- **MATERIAL PROVIDED**:

◆ ◆ ◆

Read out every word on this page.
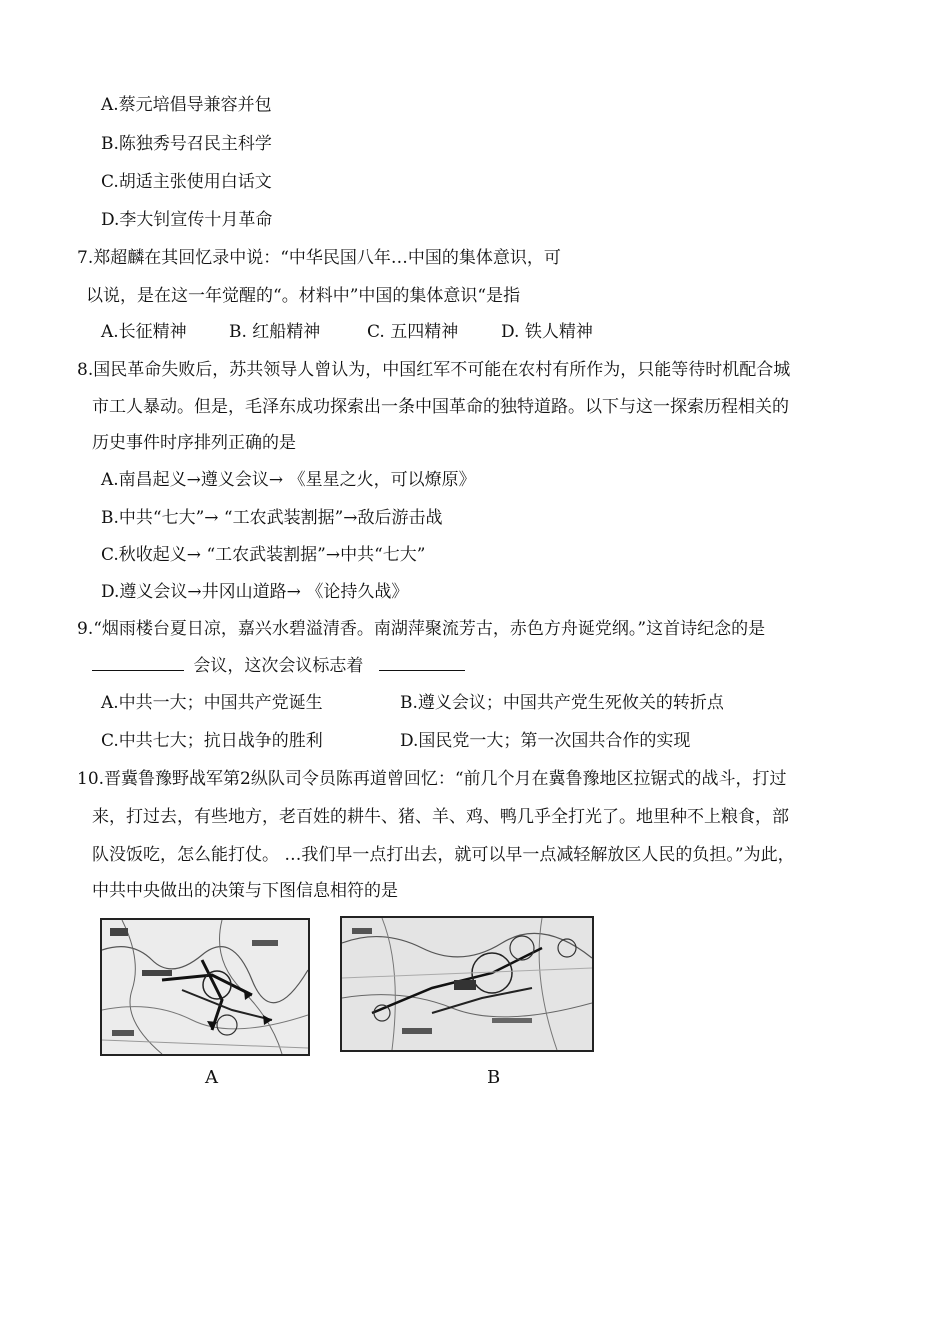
A.蔡元培倡导兼容并包
B.陈独秀号召民主科学
C.胡适主张使用白话文
D.李大钊宣传十月革命
7.郑超麟在其回忆录中说：“中华民国八年…中国的集体意识，可
以说，是在这一年觉醒的“。材料中”中国的集体意识“是指
A.长征精神 B. 红船精神	C. 五四精神	D. 铁人精神
8.国民革命失败后，苏共领导人曾认为，中国红军不可能在农村有所作为，只能等待时机配合城
市工人暴动。但是，毛泽东成功探索出一条中国革命的独特道路。以下与这一探索历程相关的
历史事件时序排列正确的是
A.南昌起义→遵义会议→ 《星星之火，可以燎原》
B.中共“七大”→ “工农武装割据”→敌后游击战
C.秋收起义→ “工农武装割据”→中共“七大”
D.遵义会议→井冈山道路→ 《论持久战》
9.“烟雨楼台夏日凉，嘉兴水碧溢清香。南湖萍聚流芳古，赤色方舟诞党纲。”这首诗纪念的是
会议，这次会议标志着
A.中共一大；中国共产党诞生	B.遵义会议；中国共产党生死攸关的转折点
C.中共七大；抗日战争的胜利	D.国民党一大；第一次国共合作的实现
10.晋冀鲁豫野战军第2纵队司令员陈再道曾回忆：“前几个月在冀鲁豫地区拉锯式的战斗，打过
来，打过去，有些地方，老百姓的耕牛、猪、羊、鸡、鸭几乎全打光了。地里种不上粮食，部
队没饭吃，怎么能打仗。 …我们早一点打出去，就可以早一点减轻解放区人民的负担。”为此，
中共中央做出的决策与下图信息相符的是
A	B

◆ ◆ ◆

- **GOAL**:
Omit the pictures and restate the rest of the records verbatim.

- **FULL ANSWER**:
Read out every word on this page.
A.蔡元培倡导兼容并包
B.陈独秀号召民主科学
C.胡适主张使用白话文
D.李大钊宣传十月革命
7.郑超麟在其回忆录中说：“中华民国八年…中国的集体意识，可
以说，是在这一年觉醒的“。材料中”中国的集体意识“是指
A.长征精神 B. 红船精神	C. 五四精神	D. 铁人精神
8.国民革命失败后，苏共领导人曾认为，中国红军不可能在农村有所作为，只能等待时机配合城
市工人暴动。但是，毛泽东成功探索出一条中国革命的独特道路。以下与这一探索历程相关的
历史事件时序排列正确的是
A.南昌起义→遵义会议→ 《星星之火，可以燎原》
B.中共“七大”→ “工农武装割据”→敌后游击战
C.秋收起义→ “工农武装割据”→中共“七大”
D.遵义会议→井冈山道路→ 《论持久战》
9.“烟雨楼台夏日凉，嘉兴水碧溢清香。南湖萍聚流芳古，赤色方舟诞党纲。”这首诗纪念的是
会议，这次会议标志着
A.中共一大；中国共产党诞生	B.遵义会议；中国共产党生死攸关的转折点
C.中共七大；抗日战争的胜利	D.国民党一大；第一次国共合作的实现
10.晋冀鲁豫野战军第2纵队司令员陈再道曾回忆：“前几个月在冀鲁豫地区拉锯式的战斗，打过
来，打过去，有些地方，老百姓的耕牛、猪、羊、鸡、鸭几乎全打光了。地里种不上粮食，部
队没饭吃，怎么能打仗。 …我们早一点打出去，就可以早一点减轻解放区人民的负担。”为此，
中共中央做出的决策与下图信息相符的是
A	B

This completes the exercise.